*Given text:*
During the first 2 days of admission, while the patient was receiving the antibiotics, his general condition deteriorated and we feared that a severe neonatal sepsis was starting. Despite the earlier history-taking, we discovered that the mother had had a febrile disease during the last days of her pregnancy and that a physician had administered doxycycline, which she had not taken.

In view of the regional epidemiology, and the antibiotics administered to the mother, we guessed that the mother’s febrile disease could have been borreliosis. We therefore prepared a peripheral blood smear from the baby and found a large number of Borrelia isolates on the smear. Poikilocytosis, especially acanthocytosis in red blood cells, was observed, rather than borreliae (Figure 1).

Figure 1 Spirochete; acanthocytosis; and poikilocytosis of erythrocytes in a thin smear of peripheral blood with Giemsa stain

After establishing the diagnosis of borreliosis in the patient, intravenous erythromycin was added to the previous treatment (40 mg/kg/24 hour, every 6 hours). Following 24 hours of treatment with erythromycin, the general condition of the baby improved rapidly. Treatment was continued for 10 days, and finally the patient was discharged in a very good clinical condition, without jaundice and with a platelet count of 462 000/mm3.

Discussion

In view of the age of the newborn at the time of admission and the presence of febrile disease in the mother during the last days of pregnancy, we conclude that borreliosis was transmitted through the transplacental route. However, some articles have reported vertically transmission as a possible route of acquiring the infection in newborns [8,9].

Although several reports of TBRF have been published, relatively few reports of neonatal TBRF could be found, due either to underdiagnosis or to its actually being a rare disease. In a report from Ardabil province in north-west of Islamic Republic of Iran, none of 391 known cases of TBRF were in the neonatal period [6]. In another study in 11 western states of the United States of America and in British Colombia, of 450 known cases of TBRF, including 6 pregnant women, 2 patients were newborns [10]. Both reported cases had the signs and symptoms of fulminant sepsis and neonatal jaundice, similar to our case, although hepatosplenomegaly, which was present in both cases, was absent in our case. Haemorrhage was reported in one of the newborns, and severe acidosis in the other, and both died 16 and 24 hours after admission respectively [10].

*Information shown:*
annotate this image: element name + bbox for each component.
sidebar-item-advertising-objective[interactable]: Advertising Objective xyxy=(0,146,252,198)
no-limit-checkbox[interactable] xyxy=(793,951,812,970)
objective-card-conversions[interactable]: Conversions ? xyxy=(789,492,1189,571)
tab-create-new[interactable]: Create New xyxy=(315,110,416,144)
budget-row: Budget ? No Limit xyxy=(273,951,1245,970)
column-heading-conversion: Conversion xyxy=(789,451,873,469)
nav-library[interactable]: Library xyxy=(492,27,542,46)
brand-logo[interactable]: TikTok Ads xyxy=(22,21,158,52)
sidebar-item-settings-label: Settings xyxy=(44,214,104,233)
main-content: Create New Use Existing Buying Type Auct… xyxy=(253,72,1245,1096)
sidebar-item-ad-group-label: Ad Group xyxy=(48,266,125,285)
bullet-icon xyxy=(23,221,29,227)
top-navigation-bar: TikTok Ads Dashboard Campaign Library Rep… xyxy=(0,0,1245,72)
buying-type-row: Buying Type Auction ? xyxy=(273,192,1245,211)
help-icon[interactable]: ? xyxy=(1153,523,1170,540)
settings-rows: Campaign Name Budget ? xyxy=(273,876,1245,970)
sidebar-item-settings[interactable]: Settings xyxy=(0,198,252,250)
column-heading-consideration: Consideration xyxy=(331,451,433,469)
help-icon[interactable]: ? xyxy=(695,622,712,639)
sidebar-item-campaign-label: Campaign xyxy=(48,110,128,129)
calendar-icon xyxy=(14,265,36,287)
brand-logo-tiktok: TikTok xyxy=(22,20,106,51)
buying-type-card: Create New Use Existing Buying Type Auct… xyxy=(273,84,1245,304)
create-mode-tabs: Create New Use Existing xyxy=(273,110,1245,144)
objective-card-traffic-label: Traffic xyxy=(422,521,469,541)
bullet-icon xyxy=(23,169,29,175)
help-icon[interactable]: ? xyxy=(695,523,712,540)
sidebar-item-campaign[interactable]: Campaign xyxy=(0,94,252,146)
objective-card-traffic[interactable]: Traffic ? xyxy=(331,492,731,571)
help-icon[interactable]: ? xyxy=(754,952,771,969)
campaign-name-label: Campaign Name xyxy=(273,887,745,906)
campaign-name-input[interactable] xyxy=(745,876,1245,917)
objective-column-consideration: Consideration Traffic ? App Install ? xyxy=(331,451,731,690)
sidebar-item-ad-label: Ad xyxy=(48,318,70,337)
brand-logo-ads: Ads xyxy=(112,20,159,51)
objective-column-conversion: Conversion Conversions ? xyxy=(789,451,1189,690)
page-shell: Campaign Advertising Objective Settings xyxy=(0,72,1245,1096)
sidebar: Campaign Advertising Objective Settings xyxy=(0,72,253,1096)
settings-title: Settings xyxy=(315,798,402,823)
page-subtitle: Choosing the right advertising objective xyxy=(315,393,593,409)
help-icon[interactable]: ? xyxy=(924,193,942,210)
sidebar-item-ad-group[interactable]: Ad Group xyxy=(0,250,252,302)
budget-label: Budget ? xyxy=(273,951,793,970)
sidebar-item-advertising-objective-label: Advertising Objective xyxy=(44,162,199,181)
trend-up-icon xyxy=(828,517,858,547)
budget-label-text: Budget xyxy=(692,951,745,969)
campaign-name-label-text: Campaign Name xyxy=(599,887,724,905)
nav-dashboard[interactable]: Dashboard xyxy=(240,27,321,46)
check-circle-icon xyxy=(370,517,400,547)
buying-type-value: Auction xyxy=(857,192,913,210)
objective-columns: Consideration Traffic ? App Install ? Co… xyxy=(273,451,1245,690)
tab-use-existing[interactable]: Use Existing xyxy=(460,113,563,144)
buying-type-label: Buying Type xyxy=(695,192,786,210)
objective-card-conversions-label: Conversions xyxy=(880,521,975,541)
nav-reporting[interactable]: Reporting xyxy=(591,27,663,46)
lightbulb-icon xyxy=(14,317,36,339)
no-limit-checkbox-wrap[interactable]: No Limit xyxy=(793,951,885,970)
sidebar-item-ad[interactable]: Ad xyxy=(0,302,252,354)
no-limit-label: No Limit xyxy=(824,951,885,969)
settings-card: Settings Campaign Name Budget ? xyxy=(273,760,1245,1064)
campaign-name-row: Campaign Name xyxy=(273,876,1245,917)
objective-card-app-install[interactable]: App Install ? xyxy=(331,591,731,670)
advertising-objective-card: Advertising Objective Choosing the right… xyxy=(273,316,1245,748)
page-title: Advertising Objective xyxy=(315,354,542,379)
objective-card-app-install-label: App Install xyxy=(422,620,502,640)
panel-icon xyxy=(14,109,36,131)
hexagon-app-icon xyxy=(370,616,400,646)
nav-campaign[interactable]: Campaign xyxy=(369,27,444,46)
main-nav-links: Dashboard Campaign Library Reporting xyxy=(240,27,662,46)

*Task 1:* Name every geographic place mentioned in the case report on neonatal borreliosis.
*Task 2:* Write the next few sentences of the case report on neonatal borreliosis, picking up after its final sentence.
Nothing in the listing is needed here.

*Expected output 1:*
Ardabil province
Islamic Republic of Iran
United States of America
British Colombia

*Expected output 2:*
In another report from an endemic region for tick-borne TBRF in Tanzania, East Africa, 5 cases of neonatal borreliosis were reported. It was mentioned that previously only 20 newborns with TBRF had been diagnosed in that endemic area. Among those cases, 4 had neonatal jaundice, 2 showed signs of septicaemia and 3 of them eventually died. According to that report, in 2 newborns with severe spirochetaemia, the one treated with low-dose penicillin died and the other treated with erythromycin survived [10]. Our experience with erythromycin treatment is similar to theirs, and this antibiotic seems to be an effective drug in treatment in newborns with borreliosis, even in severely ill cases.

As mentioned above, poikilocytosis and acanthocytosis were the main feature of the peripheral blood smear, rather than spirochetaemia. We cannot know if there was any link between the infection and these observations, and as there are no similar reports, we recommend further study on this issue.

We conclude that in endemic regions for TBRF, neonatal borreliosis should be considered for every newborn admitted with the impression of neonatal sepsis, and a history of febrile disease in the mother during her pregnancy, especially in the last days of pregnancy, should be taken. Obtaining peripheral blood smears at least 3 times from the baby is necessary to diagnose the main disease.